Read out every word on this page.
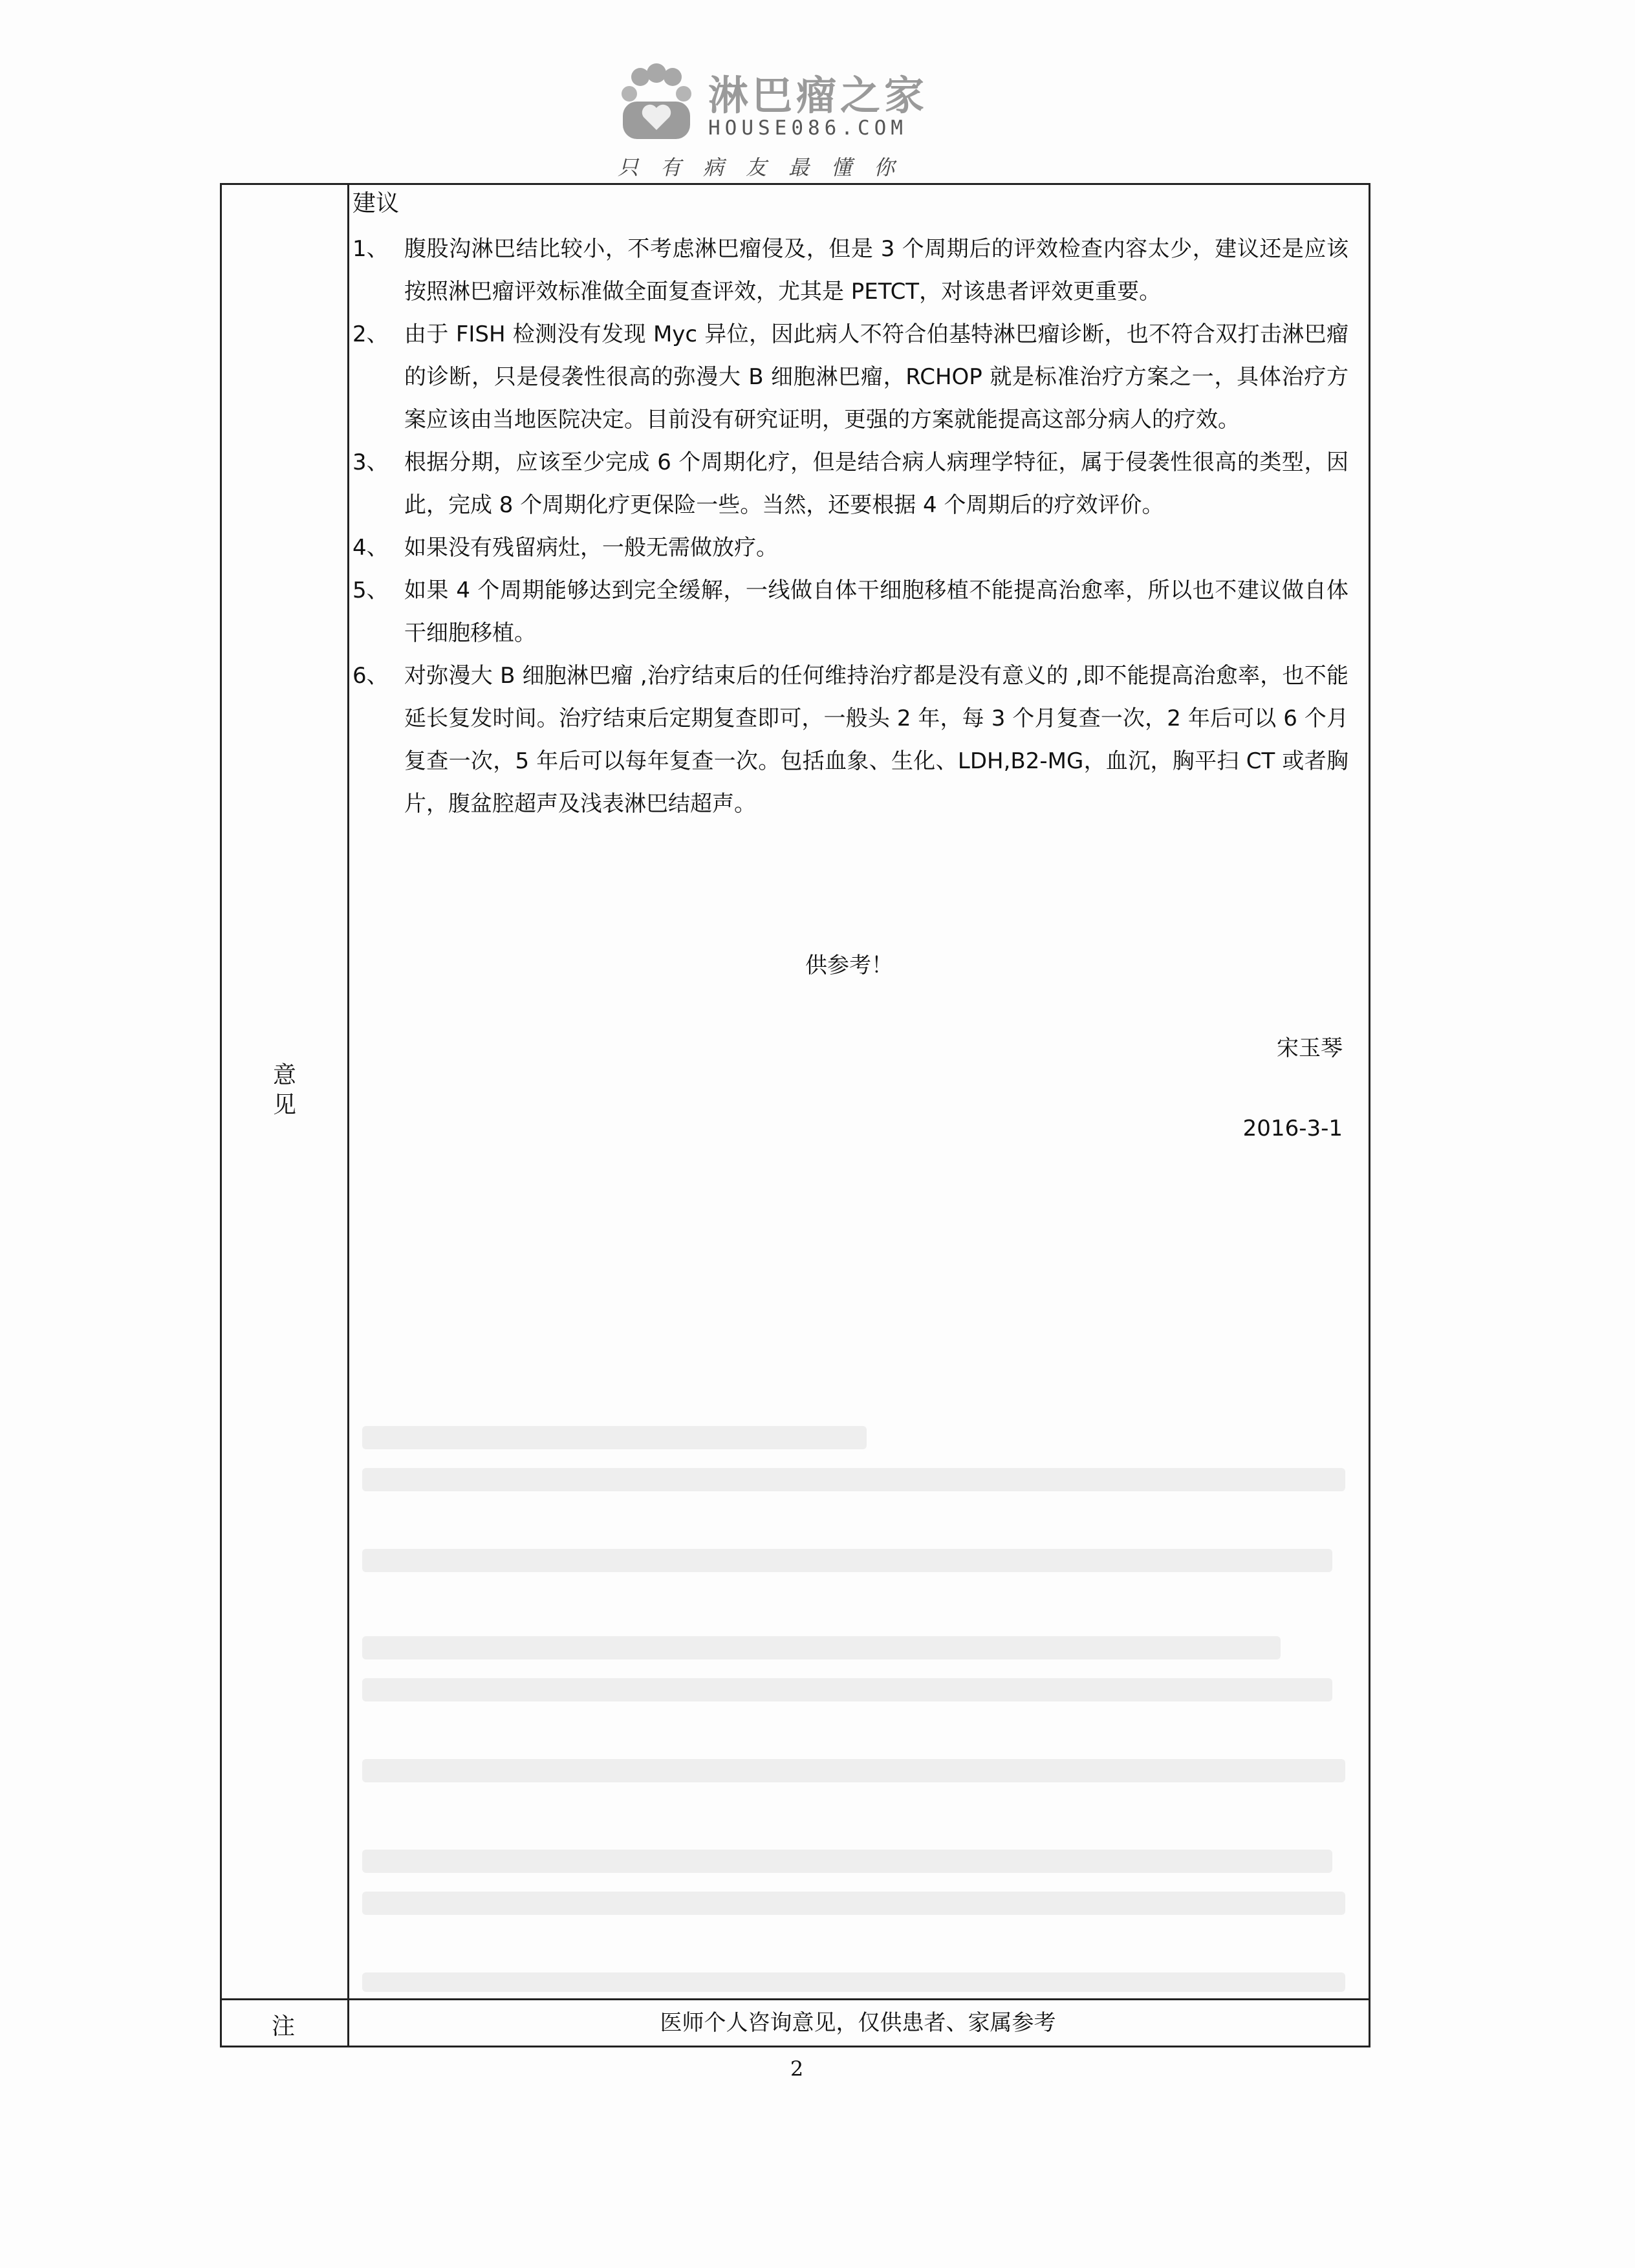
淋巴瘤之家
HOUSE086.COM
只有病友最懂你
意
见
建议
1、 腹股沟淋巴结比较小，不考虑淋巴瘤侵及，但是 3 个周期后的评效检查内容太少，建议还是应该按照淋巴瘤评效标准做全面复查评效，尤其是 PETCT，对该患者评效更重要。
2、 由于 FISH 检测没有发现 Myc 异位，因此病人不符合伯基特淋巴瘤诊断，也不符合双打击淋巴瘤的诊断，只是侵袭性很高的弥漫大 B 细胞淋巴瘤，RCHOP 就是标准治疗方案之一，具体治疗方案应该由当地医院决定。目前没有研究证明，更强的方案就能提高这部分病人的疗效。
3、 根据分期，应该至少完成 6 个周期化疗，但是结合病人病理学特征，属于侵袭性很高的类型，因此，完成 8 个周期化疗更保险一些。当然，还要根据 4 个周期后的疗效评价。
4、 如果没有残留病灶，一般无需做放疗。
5、 如果 4 个周期能够达到完全缓解，一线做自体干细胞移植不能提高治愈率，所以也不建议做自体干细胞移植。
6、 对弥漫大 B 细胞淋巴瘤 ,治疗结束后的任何维持治疗都是没有意义的 ,即不能提高治愈率，也不能延长复发时间。治疗结束后定期复查即可，一般头 2 年，每 3 个月复查一次，2 年后可以 6 个月复查一次，5 年后可以每年复查一次。包括血象、生化、LDH,B2-MG，血沉，胸平扫 CT 或者胸片，腹盆腔超声及浅表淋巴结超声。
供参考！
宋玉琴
2016-3-1
注	医师个人咨询意见，仅供患者、家属参考
2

**PROBLEM TO WORK ON:**
Omit the pictures, then output the rest of the listing exactly.

**OUTPUT OF THE TASK:**
Read out every word on this page.
淋巴瘤之家
HOUSE086.COM
只有病友最懂你
意
见
建议
1、 腹股沟淋巴结比较小，不考虑淋巴瘤侵及，但是 3 个周期后的评效检查内容太少，建议还是应该按照淋巴瘤评效标准做全面复查评效，尤其是 PETCT，对该患者评效更重要。
2、 由于 FISH 检测没有发现 Myc 异位，因此病人不符合伯基特淋巴瘤诊断，也不符合双打击淋巴瘤的诊断，只是侵袭性很高的弥漫大 B 细胞淋巴瘤，RCHOP 就是标准治疗方案之一，具体治疗方案应该由当地医院决定。目前没有研究证明，更强的方案就能提高这部分病人的疗效。
3、 根据分期，应该至少完成 6 个周期化疗，但是结合病人病理学特征，属于侵袭性很高的类型，因此，完成 8 个周期化疗更保险一些。当然，还要根据 4 个周期后的疗效评价。
4、 如果没有残留病灶，一般无需做放疗。
5、 如果 4 个周期能够达到完全缓解，一线做自体干细胞移植不能提高治愈率，所以也不建议做自体干细胞移植。
6、 对弥漫大 B 细胞淋巴瘤 ,治疗结束后的任何维持治疗都是没有意义的 ,即不能提高治愈率，也不能延长复发时间。治疗结束后定期复查即可，一般头 2 年，每 3 个月复查一次，2 年后可以 6 个月复查一次，5 年后可以每年复查一次。包括血象、生化、LDH,B2-MG，血沉，胸平扫 CT 或者胸片，腹盆腔超声及浅表淋巴结超声。
供参考！
宋玉琴
2016-3-1
注	医师个人咨询意见，仅供患者、家属参考
2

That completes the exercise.